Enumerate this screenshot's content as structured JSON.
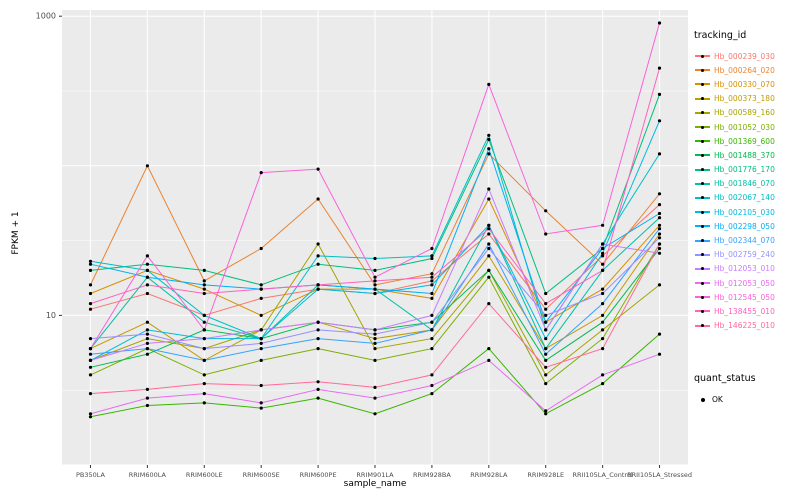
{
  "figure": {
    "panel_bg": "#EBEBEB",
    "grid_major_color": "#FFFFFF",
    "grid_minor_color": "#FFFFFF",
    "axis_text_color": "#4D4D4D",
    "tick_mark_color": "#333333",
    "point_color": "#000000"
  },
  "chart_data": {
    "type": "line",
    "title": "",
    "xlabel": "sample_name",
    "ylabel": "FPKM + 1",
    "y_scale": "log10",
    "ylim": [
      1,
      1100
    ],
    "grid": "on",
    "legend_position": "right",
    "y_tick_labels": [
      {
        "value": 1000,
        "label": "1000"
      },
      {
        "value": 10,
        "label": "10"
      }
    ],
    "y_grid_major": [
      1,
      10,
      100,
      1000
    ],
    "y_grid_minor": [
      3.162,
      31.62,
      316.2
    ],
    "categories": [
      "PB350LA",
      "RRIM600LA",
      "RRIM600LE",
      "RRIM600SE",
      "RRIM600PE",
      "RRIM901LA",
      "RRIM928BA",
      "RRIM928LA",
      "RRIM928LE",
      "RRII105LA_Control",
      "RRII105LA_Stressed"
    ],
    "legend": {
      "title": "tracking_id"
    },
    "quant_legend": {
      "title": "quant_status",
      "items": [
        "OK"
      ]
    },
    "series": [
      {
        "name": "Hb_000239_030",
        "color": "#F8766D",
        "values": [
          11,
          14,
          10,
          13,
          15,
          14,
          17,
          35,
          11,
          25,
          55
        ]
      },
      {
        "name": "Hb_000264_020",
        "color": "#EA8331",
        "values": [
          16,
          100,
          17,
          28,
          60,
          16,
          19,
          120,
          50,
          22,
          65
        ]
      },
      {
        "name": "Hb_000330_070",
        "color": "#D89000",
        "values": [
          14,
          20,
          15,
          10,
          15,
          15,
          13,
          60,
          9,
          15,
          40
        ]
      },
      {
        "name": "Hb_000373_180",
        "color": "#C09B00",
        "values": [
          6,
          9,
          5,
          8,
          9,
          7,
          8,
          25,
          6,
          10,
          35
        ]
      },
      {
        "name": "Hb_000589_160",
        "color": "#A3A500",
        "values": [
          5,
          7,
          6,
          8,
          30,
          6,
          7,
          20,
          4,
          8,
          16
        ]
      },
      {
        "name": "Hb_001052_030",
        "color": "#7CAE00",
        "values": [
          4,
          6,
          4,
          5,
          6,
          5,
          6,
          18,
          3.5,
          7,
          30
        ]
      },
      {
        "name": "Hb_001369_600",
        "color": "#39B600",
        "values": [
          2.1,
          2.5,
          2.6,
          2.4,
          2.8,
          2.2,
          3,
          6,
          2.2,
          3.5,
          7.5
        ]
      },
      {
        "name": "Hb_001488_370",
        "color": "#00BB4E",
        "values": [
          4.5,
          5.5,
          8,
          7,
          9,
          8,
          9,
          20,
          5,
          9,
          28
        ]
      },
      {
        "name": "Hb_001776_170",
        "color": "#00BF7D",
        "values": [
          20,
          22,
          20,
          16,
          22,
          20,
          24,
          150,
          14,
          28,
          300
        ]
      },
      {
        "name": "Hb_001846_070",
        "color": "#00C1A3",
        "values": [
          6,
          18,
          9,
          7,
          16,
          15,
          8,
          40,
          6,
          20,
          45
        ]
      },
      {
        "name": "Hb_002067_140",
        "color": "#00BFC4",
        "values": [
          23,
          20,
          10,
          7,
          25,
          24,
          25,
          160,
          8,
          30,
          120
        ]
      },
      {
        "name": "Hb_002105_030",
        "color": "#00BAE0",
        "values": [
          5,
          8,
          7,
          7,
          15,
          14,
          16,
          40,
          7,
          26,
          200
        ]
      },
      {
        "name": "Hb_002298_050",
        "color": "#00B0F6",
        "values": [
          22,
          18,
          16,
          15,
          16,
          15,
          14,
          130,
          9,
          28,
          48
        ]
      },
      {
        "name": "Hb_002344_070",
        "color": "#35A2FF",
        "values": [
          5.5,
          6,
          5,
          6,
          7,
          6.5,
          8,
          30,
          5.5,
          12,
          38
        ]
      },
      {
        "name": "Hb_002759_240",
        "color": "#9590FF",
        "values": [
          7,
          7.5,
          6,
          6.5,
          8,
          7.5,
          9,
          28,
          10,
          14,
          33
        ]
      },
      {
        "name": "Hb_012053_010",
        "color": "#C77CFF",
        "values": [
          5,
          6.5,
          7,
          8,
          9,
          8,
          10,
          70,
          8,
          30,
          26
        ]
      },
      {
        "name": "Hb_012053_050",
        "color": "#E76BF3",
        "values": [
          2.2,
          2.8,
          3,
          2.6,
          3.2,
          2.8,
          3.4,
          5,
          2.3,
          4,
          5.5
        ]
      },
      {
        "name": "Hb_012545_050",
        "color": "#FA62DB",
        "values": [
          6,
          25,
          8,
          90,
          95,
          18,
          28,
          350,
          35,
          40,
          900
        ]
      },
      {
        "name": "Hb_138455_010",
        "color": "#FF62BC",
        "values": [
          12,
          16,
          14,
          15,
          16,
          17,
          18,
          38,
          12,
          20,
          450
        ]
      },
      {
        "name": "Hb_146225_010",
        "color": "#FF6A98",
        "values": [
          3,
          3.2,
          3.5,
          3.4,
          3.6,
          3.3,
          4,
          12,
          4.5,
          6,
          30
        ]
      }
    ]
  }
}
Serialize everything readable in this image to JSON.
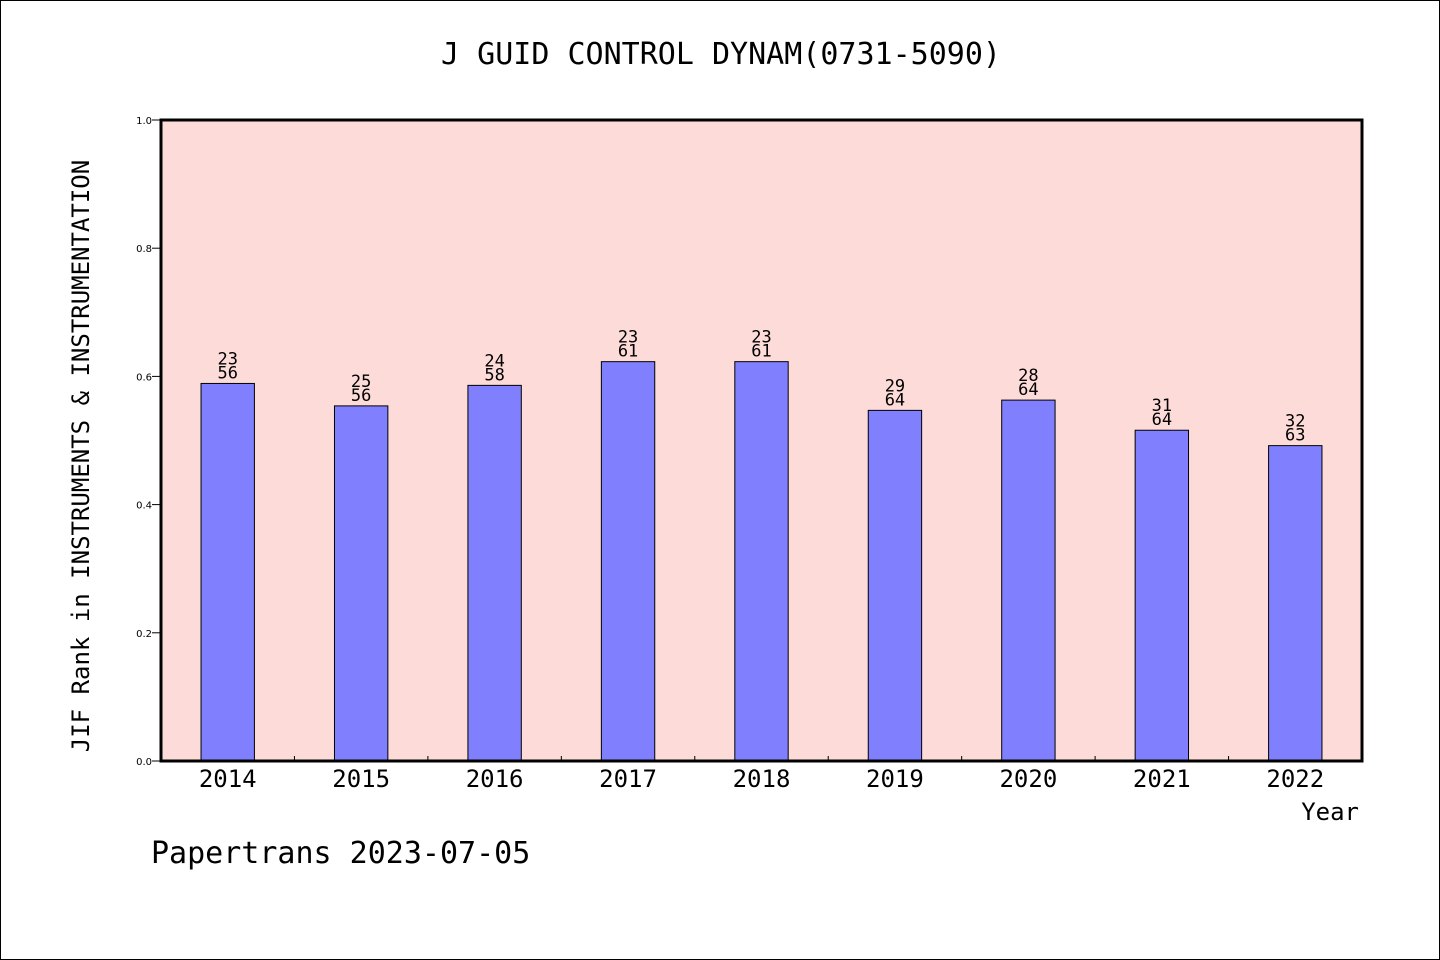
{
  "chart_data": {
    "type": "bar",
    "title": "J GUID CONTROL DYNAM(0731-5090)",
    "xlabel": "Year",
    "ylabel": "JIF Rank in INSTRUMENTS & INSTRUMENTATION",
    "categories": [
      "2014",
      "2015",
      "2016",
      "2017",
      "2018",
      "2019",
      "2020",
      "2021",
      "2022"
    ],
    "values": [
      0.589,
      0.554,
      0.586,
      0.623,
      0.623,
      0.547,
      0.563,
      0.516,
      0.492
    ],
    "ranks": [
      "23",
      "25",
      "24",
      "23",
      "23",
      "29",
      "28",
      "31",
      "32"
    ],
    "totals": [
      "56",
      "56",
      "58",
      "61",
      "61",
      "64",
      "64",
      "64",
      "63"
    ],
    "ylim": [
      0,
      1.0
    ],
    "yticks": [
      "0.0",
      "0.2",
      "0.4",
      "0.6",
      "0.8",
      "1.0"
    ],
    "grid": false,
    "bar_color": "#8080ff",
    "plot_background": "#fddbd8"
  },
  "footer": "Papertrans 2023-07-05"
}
# # #
▸ YOUR INSTRUCTIONS: Gather and return every line that holds the string "JSON".

▸ COMPLETED TASK:
Enumerate this screenshot's content as structured JSON.
Serialize everything readable in this image to JSON.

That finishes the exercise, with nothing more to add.